START Material shown

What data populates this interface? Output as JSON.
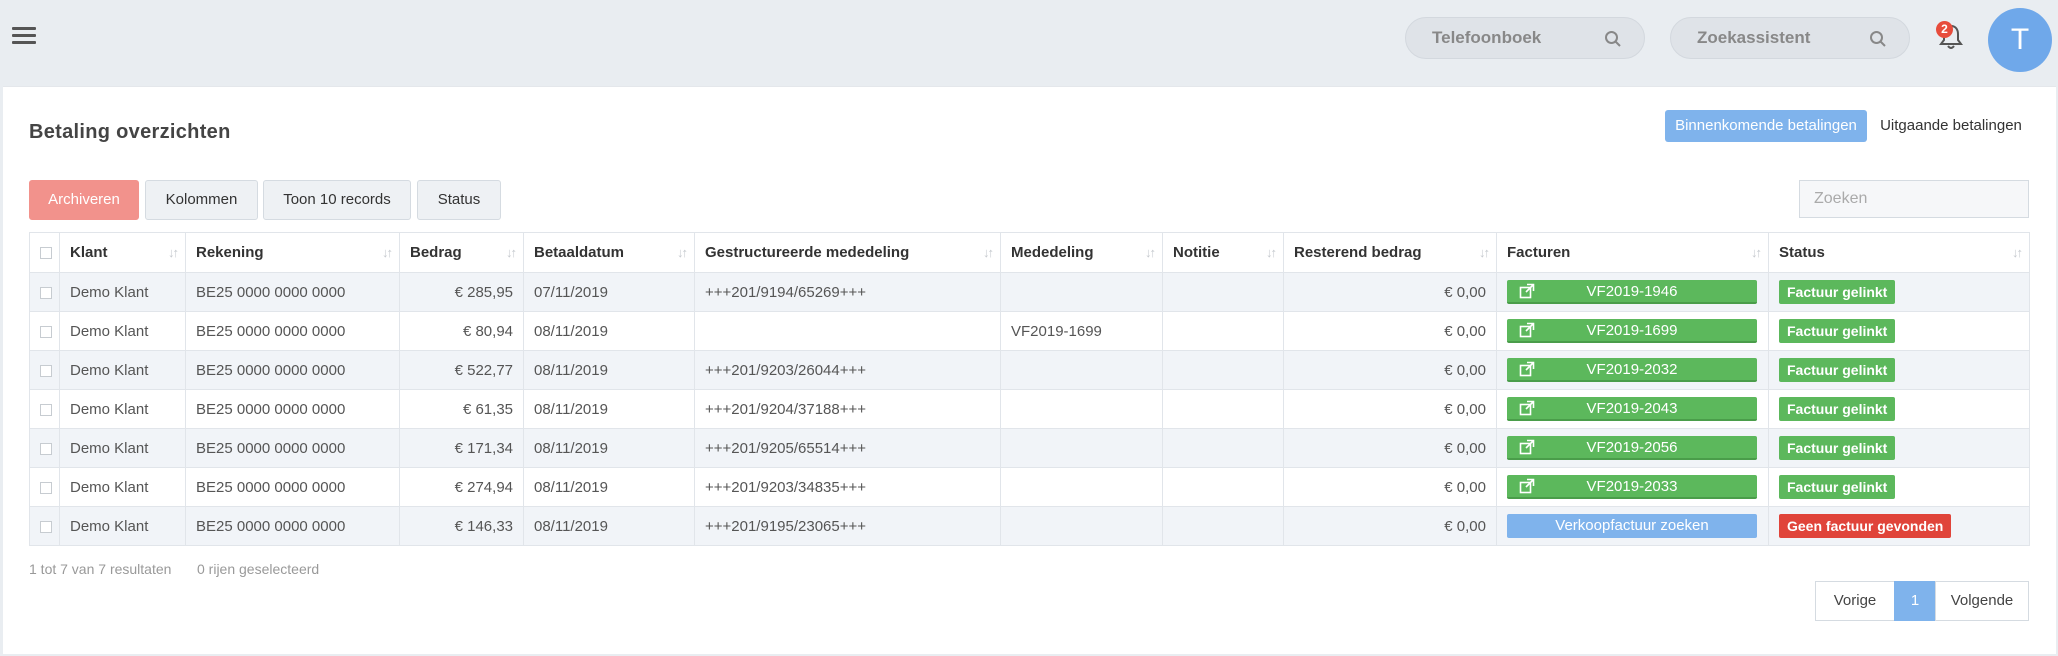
{
  "header": {
    "phonebook_placeholder": "Telefoonboek",
    "assistant_placeholder": "Zoekassistent",
    "notification_count": "2",
    "avatar_initial": "T"
  },
  "page": {
    "title": "Betaling overzichten",
    "tab_incoming": "Binnenkomende betalingen",
    "tab_outgoing": "Uitgaande betalingen"
  },
  "toolbar": {
    "archive": "Archiveren",
    "columns": "Kolommen",
    "records": "Toon 10 records",
    "status": "Status",
    "search_placeholder": "Zoeken"
  },
  "table": {
    "headers": [
      "Klant",
      "Rekening",
      "Bedrag",
      "Betaaldatum",
      "Gestructureerde mededeling",
      "Mededeling",
      "Notitie",
      "Resterend bedrag",
      "Facturen",
      "Status"
    ],
    "rows": [
      {
        "klant": "Demo Klant",
        "rekening": "BE25 0000 0000 0000",
        "bedrag": "€ 285,95",
        "datum": "07/11/2019",
        "gestruct": "+++201/9194/65269+++",
        "mededeling": "",
        "notitie": "",
        "resterend": "€ 0,00",
        "factuur": "VF2019-1946",
        "status": "Factuur gelinkt"
      },
      {
        "klant": "Demo Klant",
        "rekening": "BE25 0000 0000 0000",
        "bedrag": "€ 80,94",
        "datum": "08/11/2019",
        "gestruct": "",
        "mededeling": "VF2019-1699",
        "notitie": "",
        "resterend": "€ 0,00",
        "factuur": "VF2019-1699",
        "status": "Factuur gelinkt"
      },
      {
        "klant": "Demo Klant",
        "rekening": "BE25 0000 0000 0000",
        "bedrag": "€ 522,77",
        "datum": "08/11/2019",
        "gestruct": "+++201/9203/26044+++",
        "mededeling": "",
        "notitie": "",
        "resterend": "€ 0,00",
        "factuur": "VF2019-2032",
        "status": "Factuur gelinkt"
      },
      {
        "klant": "Demo Klant",
        "rekening": "BE25 0000 0000 0000",
        "bedrag": "€ 61,35",
        "datum": "08/11/2019",
        "gestruct": "+++201/9204/37188+++",
        "mededeling": "",
        "notitie": "",
        "resterend": "€ 0,00",
        "factuur": "VF2019-2043",
        "status": "Factuur gelinkt"
      },
      {
        "klant": "Demo Klant",
        "rekening": "BE25 0000 0000 0000",
        "bedrag": "€ 171,34",
        "datum": "08/11/2019",
        "gestruct": "+++201/9205/65514+++",
        "mededeling": "",
        "notitie": "",
        "resterend": "€ 0,00",
        "factuur": "VF2019-2056",
        "status": "Factuur gelinkt"
      },
      {
        "klant": "Demo Klant",
        "rekening": "BE25 0000 0000 0000",
        "bedrag": "€ 274,94",
        "datum": "08/11/2019",
        "gestruct": "+++201/9203/34835+++",
        "mededeling": "",
        "notitie": "",
        "resterend": "€ 0,00",
        "factuur": "VF2019-2033",
        "status": "Factuur gelinkt"
      },
      {
        "klant": "Demo Klant",
        "rekening": "BE25 0000 0000 0000",
        "bedrag": "€ 146,33",
        "datum": "08/11/2019",
        "gestruct": "+++201/9195/23065+++",
        "mededeling": "",
        "notitie": "",
        "resterend": "€ 0,00",
        "factuur": "Verkoopfactuur zoeken",
        "status": "Geen factuur gevonden"
      }
    ]
  },
  "footer": {
    "results": "1 tot 7 van 7 resultaten",
    "selected": "0 rijen geselecteerd",
    "prev": "Vorige",
    "page": "1",
    "next": "Volgende"
  },
  "colors": {
    "accent": "#7fb3ec",
    "success": "#5cb85c",
    "danger": "#e0443a",
    "archive": "#f2928c"
  }
}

END Material shown

### What the task asks:
Make an exact copy of the records shown above, without the pictures.

### Solution for this problem:
What data populates this interface? Output as JSON.
{
  "header": {
    "phonebook_placeholder": "Telefoonboek",
    "assistant_placeholder": "Zoekassistent",
    "notification_count": "2",
    "avatar_initial": "T"
  },
  "page": {
    "title": "Betaling overzichten",
    "tab_incoming": "Binnenkomende betalingen",
    "tab_outgoing": "Uitgaande betalingen"
  },
  "toolbar": {
    "archive": "Archiveren",
    "columns": "Kolommen",
    "records": "Toon 10 records",
    "status": "Status",
    "search_placeholder": "Zoeken"
  },
  "table": {
    "headers": [
      "Klant",
      "Rekening",
      "Bedrag",
      "Betaaldatum",
      "Gestructureerde mededeling",
      "Mededeling",
      "Notitie",
      "Resterend bedrag",
      "Facturen",
      "Status"
    ],
    "rows": [
      {
        "klant": "Demo Klant",
        "rekening": "BE25 0000 0000 0000",
        "bedrag": "€ 285,95",
        "datum": "07/11/2019",
        "gestruct": "+++201/9194/65269+++",
        "mededeling": "",
        "notitie": "",
        "resterend": "€ 0,00",
        "factuur": "VF2019-1946",
        "status": "Factuur gelinkt"
      },
      {
        "klant": "Demo Klant",
        "rekening": "BE25 0000 0000 0000",
        "bedrag": "€ 80,94",
        "datum": "08/11/2019",
        "gestruct": "",
        "mededeling": "VF2019-1699",
        "notitie": "",
        "resterend": "€ 0,00",
        "factuur": "VF2019-1699",
        "status": "Factuur gelinkt"
      },
      {
        "klant": "Demo Klant",
        "rekening": "BE25 0000 0000 0000",
        "bedrag": "€ 522,77",
        "datum": "08/11/2019",
        "gestruct": "+++201/9203/26044+++",
        "mededeling": "",
        "notitie": "",
        "resterend": "€ 0,00",
        "factuur": "VF2019-2032",
        "status": "Factuur gelinkt"
      },
      {
        "klant": "Demo Klant",
        "rekening": "BE25 0000 0000 0000",
        "bedrag": "€ 61,35",
        "datum": "08/11/2019",
        "gestruct": "+++201/9204/37188+++",
        "mededeling": "",
        "notitie": "",
        "resterend": "€ 0,00",
        "factuur": "VF2019-2043",
        "status": "Factuur gelinkt"
      },
      {
        "klant": "Demo Klant",
        "rekening": "BE25 0000 0000 0000",
        "bedrag": "€ 171,34",
        "datum": "08/11/2019",
        "gestruct": "+++201/9205/65514+++",
        "mededeling": "",
        "notitie": "",
        "resterend": "€ 0,00",
        "factuur": "VF2019-2056",
        "status": "Factuur gelinkt"
      },
      {
        "klant": "Demo Klant",
        "rekening": "BE25 0000 0000 0000",
        "bedrag": "€ 274,94",
        "datum": "08/11/2019",
        "gestruct": "+++201/9203/34835+++",
        "mededeling": "",
        "notitie": "",
        "resterend": "€ 0,00",
        "factuur": "VF2019-2033",
        "status": "Factuur gelinkt"
      },
      {
        "klant": "Demo Klant",
        "rekening": "BE25 0000 0000 0000",
        "bedrag": "€ 146,33",
        "datum": "08/11/2019",
        "gestruct": "+++201/9195/23065+++",
        "mededeling": "",
        "notitie": "",
        "resterend": "€ 0,00",
        "factuur": "Verkoopfactuur zoeken",
        "status": "Geen factuur gevonden"
      }
    ]
  },
  "footer": {
    "results": "1 tot 7 van 7 resultaten",
    "selected": "0 rijen geselecteerd",
    "prev": "Vorige",
    "page": "1",
    "next": "Volgende"
  },
  "colors": {
    "accent": "#7fb3ec",
    "success": "#5cb85c",
    "danger": "#e0443a",
    "archive": "#f2928c"
  }
}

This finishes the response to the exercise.